[Dataset records]

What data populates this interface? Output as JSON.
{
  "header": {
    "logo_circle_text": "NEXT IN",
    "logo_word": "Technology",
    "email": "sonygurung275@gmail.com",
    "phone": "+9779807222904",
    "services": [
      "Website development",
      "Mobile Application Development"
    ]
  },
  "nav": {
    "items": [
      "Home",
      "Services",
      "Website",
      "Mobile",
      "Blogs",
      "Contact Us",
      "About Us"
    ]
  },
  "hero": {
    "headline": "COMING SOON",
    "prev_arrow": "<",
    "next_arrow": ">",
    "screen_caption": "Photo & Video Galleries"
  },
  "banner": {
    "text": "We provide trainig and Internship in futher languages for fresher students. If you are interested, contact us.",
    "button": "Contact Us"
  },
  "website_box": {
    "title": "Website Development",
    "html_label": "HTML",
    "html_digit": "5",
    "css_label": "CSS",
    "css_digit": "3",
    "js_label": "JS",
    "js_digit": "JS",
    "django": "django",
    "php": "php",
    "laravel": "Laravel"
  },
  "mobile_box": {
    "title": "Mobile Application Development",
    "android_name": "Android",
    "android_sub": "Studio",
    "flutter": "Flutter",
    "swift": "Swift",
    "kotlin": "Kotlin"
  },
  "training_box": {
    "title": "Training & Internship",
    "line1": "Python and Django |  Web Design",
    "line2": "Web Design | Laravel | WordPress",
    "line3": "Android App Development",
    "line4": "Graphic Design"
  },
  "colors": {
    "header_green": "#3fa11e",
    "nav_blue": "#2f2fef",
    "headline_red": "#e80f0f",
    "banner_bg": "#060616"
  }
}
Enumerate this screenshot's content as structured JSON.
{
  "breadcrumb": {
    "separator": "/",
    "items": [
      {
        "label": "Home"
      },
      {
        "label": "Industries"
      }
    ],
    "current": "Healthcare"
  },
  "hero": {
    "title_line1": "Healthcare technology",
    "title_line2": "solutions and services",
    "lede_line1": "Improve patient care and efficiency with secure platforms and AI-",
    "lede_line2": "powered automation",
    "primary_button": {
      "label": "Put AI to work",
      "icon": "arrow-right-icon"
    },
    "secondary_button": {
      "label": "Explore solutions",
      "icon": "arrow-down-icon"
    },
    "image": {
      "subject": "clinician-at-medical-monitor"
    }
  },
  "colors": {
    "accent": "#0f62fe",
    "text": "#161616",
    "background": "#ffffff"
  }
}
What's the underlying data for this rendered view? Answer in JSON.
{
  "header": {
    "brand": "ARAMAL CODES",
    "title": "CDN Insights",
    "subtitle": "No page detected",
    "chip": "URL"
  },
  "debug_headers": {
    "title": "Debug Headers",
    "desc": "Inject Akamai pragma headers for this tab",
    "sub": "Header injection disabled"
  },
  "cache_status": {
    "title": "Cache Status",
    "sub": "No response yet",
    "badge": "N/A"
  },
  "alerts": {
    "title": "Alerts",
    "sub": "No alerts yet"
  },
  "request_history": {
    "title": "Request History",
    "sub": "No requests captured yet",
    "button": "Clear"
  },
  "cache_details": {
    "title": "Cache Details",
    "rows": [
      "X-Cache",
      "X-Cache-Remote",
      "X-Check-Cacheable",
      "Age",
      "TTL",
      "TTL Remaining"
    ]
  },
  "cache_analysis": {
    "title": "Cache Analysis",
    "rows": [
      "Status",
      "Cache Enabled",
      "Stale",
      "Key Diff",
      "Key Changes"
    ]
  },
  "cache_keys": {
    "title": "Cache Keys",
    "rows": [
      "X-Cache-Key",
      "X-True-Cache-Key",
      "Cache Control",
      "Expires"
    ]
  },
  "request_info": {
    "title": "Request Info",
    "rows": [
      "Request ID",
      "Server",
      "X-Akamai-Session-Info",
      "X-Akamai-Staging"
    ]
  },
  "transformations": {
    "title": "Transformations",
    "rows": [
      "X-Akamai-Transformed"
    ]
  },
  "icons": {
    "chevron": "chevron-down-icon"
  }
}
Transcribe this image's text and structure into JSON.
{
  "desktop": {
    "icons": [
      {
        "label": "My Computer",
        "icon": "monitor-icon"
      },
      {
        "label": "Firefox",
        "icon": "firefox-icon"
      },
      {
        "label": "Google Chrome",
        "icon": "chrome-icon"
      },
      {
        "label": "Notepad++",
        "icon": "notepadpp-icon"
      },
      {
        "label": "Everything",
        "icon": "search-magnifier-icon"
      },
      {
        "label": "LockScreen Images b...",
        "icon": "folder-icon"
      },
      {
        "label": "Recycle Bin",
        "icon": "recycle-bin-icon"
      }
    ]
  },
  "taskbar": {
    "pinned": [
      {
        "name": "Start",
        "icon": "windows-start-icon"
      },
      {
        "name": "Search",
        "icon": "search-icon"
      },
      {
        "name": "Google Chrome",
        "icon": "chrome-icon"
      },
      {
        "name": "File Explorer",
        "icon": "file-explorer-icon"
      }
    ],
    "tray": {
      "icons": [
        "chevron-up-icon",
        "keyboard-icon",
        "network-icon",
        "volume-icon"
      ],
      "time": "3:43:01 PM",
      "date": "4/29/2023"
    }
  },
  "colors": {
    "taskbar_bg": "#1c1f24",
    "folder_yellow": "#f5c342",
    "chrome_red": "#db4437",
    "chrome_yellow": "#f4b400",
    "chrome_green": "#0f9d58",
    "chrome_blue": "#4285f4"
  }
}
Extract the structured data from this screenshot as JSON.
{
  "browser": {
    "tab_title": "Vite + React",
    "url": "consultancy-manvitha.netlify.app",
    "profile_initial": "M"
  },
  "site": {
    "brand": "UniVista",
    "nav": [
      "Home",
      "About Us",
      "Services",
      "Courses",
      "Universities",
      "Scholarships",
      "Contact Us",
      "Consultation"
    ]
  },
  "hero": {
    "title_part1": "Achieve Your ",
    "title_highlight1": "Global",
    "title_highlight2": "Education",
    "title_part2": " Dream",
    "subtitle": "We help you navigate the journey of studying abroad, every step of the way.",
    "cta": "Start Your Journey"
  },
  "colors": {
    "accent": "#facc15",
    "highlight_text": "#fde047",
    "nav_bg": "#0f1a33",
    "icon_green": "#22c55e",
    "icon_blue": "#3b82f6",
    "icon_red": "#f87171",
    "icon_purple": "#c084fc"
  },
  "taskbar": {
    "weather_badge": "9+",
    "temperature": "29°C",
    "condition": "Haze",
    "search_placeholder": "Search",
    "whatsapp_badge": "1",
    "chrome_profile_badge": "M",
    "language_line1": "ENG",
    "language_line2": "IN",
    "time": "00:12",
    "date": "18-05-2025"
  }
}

**Aim:**
Transcribe the full listing above without leaving anything out.

**Result of the task:**
What data populates this interface? Output as JSON.
{
  "header": {
    "logo_circle_text": "NEXT IN",
    "logo_word": "Technology",
    "email": "sonygurung275@gmail.com",
    "phone": "+9779807222904",
    "services": [
      "Website development",
      "Mobile Application Development"
    ]
  },
  "nav": {
    "items": [
      "Home",
      "Services",
      "Website",
      "Mobile",
      "Blogs",
      "Contact Us",
      "About Us"
    ]
  },
  "hero": {
    "headline": "COMING SOON",
    "prev_arrow": "<",
    "next_arrow": ">",
    "screen_caption": "Photo & Video Galleries"
  },
  "banner": {
    "text": "We provide trainig and Internship in futher languages for fresher students. If you are interested, contact us.",
    "button": "Contact Us"
  },
  "website_box": {
    "title": "Website Development",
    "html_label": "HTML",
    "html_digit": "5",
    "css_label": "CSS",
    "css_digit": "3",
    "js_label": "JS",
    "js_digit": "JS",
    "django": "django",
    "php": "php",
    "laravel": "Laravel"
  },
  "mobile_box": {
    "title": "Mobile Application Development",
    "android_name": "Android",
    "android_sub": "Studio",
    "flutter": "Flutter",
    "swift": "Swift",
    "kotlin": "Kotlin"
  },
  "training_box": {
    "title": "Training & Internship",
    "line1": "Python and Django |  Web Design",
    "line2": "Web Design | Laravel | WordPress",
    "line3": "Android App Development",
    "line4": "Graphic Design"
  },
  "colors": {
    "header_green": "#3fa11e",
    "nav_blue": "#2f2fef",
    "headline_red": "#e80f0f",
    "banner_bg": "#060616"
  }
}
Enumerate this screenshot's content as structured JSON.
{
  "breadcrumb": {
    "separator": "/",
    "items": [
      {
        "label": "Home"
      },
      {
        "label": "Industries"
      }
    ],
    "current": "Healthcare"
  },
  "hero": {
    "title_line1": "Healthcare technology",
    "title_line2": "solutions and services",
    "lede_line1": "Improve patient care and efficiency with secure platforms and AI-",
    "lede_line2": "powered automation",
    "primary_button": {
      "label": "Put AI to work",
      "icon": "arrow-right-icon"
    },
    "secondary_button": {
      "label": "Explore solutions",
      "icon": "arrow-down-icon"
    },
    "image": {
      "subject": "clinician-at-medical-monitor"
    }
  },
  "colors": {
    "accent": "#0f62fe",
    "text": "#161616",
    "background": "#ffffff"
  }
}
What's the underlying data for this rendered view? Answer in JSON.
{
  "header": {
    "brand": "ARAMAL CODES",
    "title": "CDN Insights",
    "subtitle": "No page detected",
    "chip": "URL"
  },
  "debug_headers": {
    "title": "Debug Headers",
    "desc": "Inject Akamai pragma headers for this tab",
    "sub": "Header injection disabled"
  },
  "cache_status": {
    "title": "Cache Status",
    "sub": "No response yet",
    "badge": "N/A"
  },
  "alerts": {
    "title": "Alerts",
    "sub": "No alerts yet"
  },
  "request_history": {
    "title": "Request History",
    "sub": "No requests captured yet",
    "button": "Clear"
  },
  "cache_details": {
    "title": "Cache Details",
    "rows": [
      "X-Cache",
      "X-Cache-Remote",
      "X-Check-Cacheable",
      "Age",
      "TTL",
      "TTL Remaining"
    ]
  },
  "cache_analysis": {
    "title": "Cache Analysis",
    "rows": [
      "Status",
      "Cache Enabled",
      "Stale",
      "Key Diff",
      "Key Changes"
    ]
  },
  "cache_keys": {
    "title": "Cache Keys",
    "rows": [
      "X-Cache-Key",
      "X-True-Cache-Key",
      "Cache Control",
      "Expires"
    ]
  },
  "request_info": {
    "title": "Request Info",
    "rows": [
      "Request ID",
      "Server",
      "X-Akamai-Session-Info",
      "X-Akamai-Staging"
    ]
  },
  "transformations": {
    "title": "Transformations",
    "rows": [
      "X-Akamai-Transformed"
    ]
  },
  "icons": {
    "chevron": "chevron-down-icon"
  }
}
Transcribe this image's text and structure into JSON.
{
  "desktop": {
    "icons": [
      {
        "label": "My Computer",
        "icon": "monitor-icon"
      },
      {
        "label": "Firefox",
        "icon": "firefox-icon"
      },
      {
        "label": "Google Chrome",
        "icon": "chrome-icon"
      },
      {
        "label": "Notepad++",
        "icon": "notepadpp-icon"
      },
      {
        "label": "Everything",
        "icon": "search-magnifier-icon"
      },
      {
        "label": "LockScreen Images b...",
        "icon": "folder-icon"
      },
      {
        "label": "Recycle Bin",
        "icon": "recycle-bin-icon"
      }
    ]
  },
  "taskbar": {
    "pinned": [
      {
        "name": "Start",
        "icon": "windows-start-icon"
      },
      {
        "name": "Search",
        "icon": "search-icon"
      },
      {
        "name": "Google Chrome",
        "icon": "chrome-icon"
      },
      {
        "name": "File Explorer",
        "icon": "file-explorer-icon"
      }
    ],
    "tray": {
      "icons": [
        "chevron-up-icon",
        "keyboard-icon",
        "network-icon",
        "volume-icon"
      ],
      "time": "3:43:01 PM",
      "date": "4/29/2023"
    }
  },
  "colors": {
    "taskbar_bg": "#1c1f24",
    "folder_yellow": "#f5c342",
    "chrome_red": "#db4437",
    "chrome_yellow": "#f4b400",
    "chrome_green": "#0f9d58",
    "chrome_blue": "#4285f4"
  }
}
Extract the structured data from this screenshot as JSON.
{
  "browser": {
    "tab_title": "Vite + React",
    "url": "consultancy-manvitha.netlify.app",
    "profile_initial": "M"
  },
  "site": {
    "brand": "UniVista",
    "nav": [
      "Home",
      "About Us",
      "Services",
      "Courses",
      "Universities",
      "Scholarships",
      "Contact Us",
      "Consultation"
    ]
  },
  "hero": {
    "title_part1": "Achieve Your ",
    "title_highlight1": "Global",
    "title_highlight2": "Education",
    "title_part2": " Dream",
    "subtitle": "We help you navigate the journey of studying abroad, every step of the way.",
    "cta": "Start Your Journey"
  },
  "colors": {
    "accent": "#facc15",
    "highlight_text": "#fde047",
    "nav_bg": "#0f1a33",
    "icon_green": "#22c55e",
    "icon_blue": "#3b82f6",
    "icon_red": "#f87171",
    "icon_purple": "#c084fc"
  },
  "taskbar": {
    "weather_badge": "9+",
    "temperature": "29°C",
    "condition": "Haze",
    "search_placeholder": "Search",
    "whatsapp_badge": "1",
    "chrome_profile_badge": "M",
    "language_line1": "ENG",
    "language_line2": "IN",
    "time": "00:12",
    "date": "18-05-2025"
  }
}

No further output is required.